(Saved data entries)
======

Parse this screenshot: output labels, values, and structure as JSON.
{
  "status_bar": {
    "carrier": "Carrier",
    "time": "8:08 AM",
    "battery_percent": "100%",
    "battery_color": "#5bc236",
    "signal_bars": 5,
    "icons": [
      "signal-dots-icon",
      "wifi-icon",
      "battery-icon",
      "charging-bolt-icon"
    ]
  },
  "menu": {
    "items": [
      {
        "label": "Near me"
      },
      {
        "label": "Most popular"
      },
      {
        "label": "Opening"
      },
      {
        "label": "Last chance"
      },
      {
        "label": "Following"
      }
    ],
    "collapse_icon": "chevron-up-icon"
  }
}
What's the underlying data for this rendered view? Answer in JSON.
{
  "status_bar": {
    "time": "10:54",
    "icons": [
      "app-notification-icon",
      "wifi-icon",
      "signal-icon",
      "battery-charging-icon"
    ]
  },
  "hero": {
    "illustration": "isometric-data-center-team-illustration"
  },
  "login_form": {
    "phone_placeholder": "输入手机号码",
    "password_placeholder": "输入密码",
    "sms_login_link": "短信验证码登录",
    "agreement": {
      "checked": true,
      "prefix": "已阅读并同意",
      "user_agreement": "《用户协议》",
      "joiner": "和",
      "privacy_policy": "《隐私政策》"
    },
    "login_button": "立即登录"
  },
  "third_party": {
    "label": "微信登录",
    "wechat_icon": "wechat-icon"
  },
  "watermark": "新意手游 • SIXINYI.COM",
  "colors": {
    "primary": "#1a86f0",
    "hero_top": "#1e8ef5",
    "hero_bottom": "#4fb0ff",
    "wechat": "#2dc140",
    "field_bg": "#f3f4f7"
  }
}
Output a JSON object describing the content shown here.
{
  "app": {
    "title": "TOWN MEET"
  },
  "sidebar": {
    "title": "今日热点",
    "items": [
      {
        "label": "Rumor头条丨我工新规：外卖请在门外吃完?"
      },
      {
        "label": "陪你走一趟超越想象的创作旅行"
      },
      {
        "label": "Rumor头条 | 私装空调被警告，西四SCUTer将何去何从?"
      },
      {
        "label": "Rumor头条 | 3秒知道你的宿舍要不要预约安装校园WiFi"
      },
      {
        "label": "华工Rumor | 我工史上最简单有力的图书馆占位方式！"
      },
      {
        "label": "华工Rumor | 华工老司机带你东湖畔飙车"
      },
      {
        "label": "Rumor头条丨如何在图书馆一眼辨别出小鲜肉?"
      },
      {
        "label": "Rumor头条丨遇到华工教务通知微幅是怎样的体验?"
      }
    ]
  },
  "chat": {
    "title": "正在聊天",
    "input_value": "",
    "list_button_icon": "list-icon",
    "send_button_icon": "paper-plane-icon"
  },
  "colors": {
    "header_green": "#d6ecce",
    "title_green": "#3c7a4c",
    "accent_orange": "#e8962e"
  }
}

======

Brief: Set all of the entries down again, exactly as they were given.

Exercise result:
Parse this screenshot: output labels, values, and structure as JSON.
{
  "status_bar": {
    "carrier": "Carrier",
    "time": "8:08 AM",
    "battery_percent": "100%",
    "battery_color": "#5bc236",
    "signal_bars": 5,
    "icons": [
      "signal-dots-icon",
      "wifi-icon",
      "battery-icon",
      "charging-bolt-icon"
    ]
  },
  "menu": {
    "items": [
      {
        "label": "Near me"
      },
      {
        "label": "Most popular"
      },
      {
        "label": "Opening"
      },
      {
        "label": "Last chance"
      },
      {
        "label": "Following"
      }
    ],
    "collapse_icon": "chevron-up-icon"
  }
}
What's the underlying data for this rendered view? Answer in JSON.
{
  "status_bar": {
    "time": "10:54",
    "icons": [
      "app-notification-icon",
      "wifi-icon",
      "signal-icon",
      "battery-charging-icon"
    ]
  },
  "hero": {
    "illustration": "isometric-data-center-team-illustration"
  },
  "login_form": {
    "phone_placeholder": "输入手机号码",
    "password_placeholder": "输入密码",
    "sms_login_link": "短信验证码登录",
    "agreement": {
      "checked": true,
      "prefix": "已阅读并同意",
      "user_agreement": "《用户协议》",
      "joiner": "和",
      "privacy_policy": "《隐私政策》"
    },
    "login_button": "立即登录"
  },
  "third_party": {
    "label": "微信登录",
    "wechat_icon": "wechat-icon"
  },
  "watermark": "新意手游 • SIXINYI.COM",
  "colors": {
    "primary": "#1a86f0",
    "hero_top": "#1e8ef5",
    "hero_bottom": "#4fb0ff",
    "wechat": "#2dc140",
    "field_bg": "#f3f4f7"
  }
}
Output a JSON object describing the content shown here.
{
  "app": {
    "title": "TOWN MEET"
  },
  "sidebar": {
    "title": "今日热点",
    "items": [
      {
        "label": "Rumor头条丨我工新规：外卖请在门外吃完?"
      },
      {
        "label": "陪你走一趟超越想象的创作旅行"
      },
      {
        "label": "Rumor头条 | 私装空调被警告，西四SCUTer将何去何从?"
      },
      {
        "label": "Rumor头条 | 3秒知道你的宿舍要不要预约安装校园WiFi"
      },
      {
        "label": "华工Rumor | 我工史上最简单有力的图书馆占位方式！"
      },
      {
        "label": "华工Rumor | 华工老司机带你东湖畔飙车"
      },
      {
        "label": "Rumor头条丨如何在图书馆一眼辨别出小鲜肉?"
      },
      {
        "label": "Rumor头条丨遇到华工教务通知微幅是怎样的体验?"
      }
    ]
  },
  "chat": {
    "title": "正在聊天",
    "input_value": "",
    "list_button_icon": "list-icon",
    "send_button_icon": "paper-plane-icon"
  },
  "colors": {
    "header_green": "#d6ecce",
    "title_green": "#3c7a4c",
    "accent_orange": "#e8962e"
  }
}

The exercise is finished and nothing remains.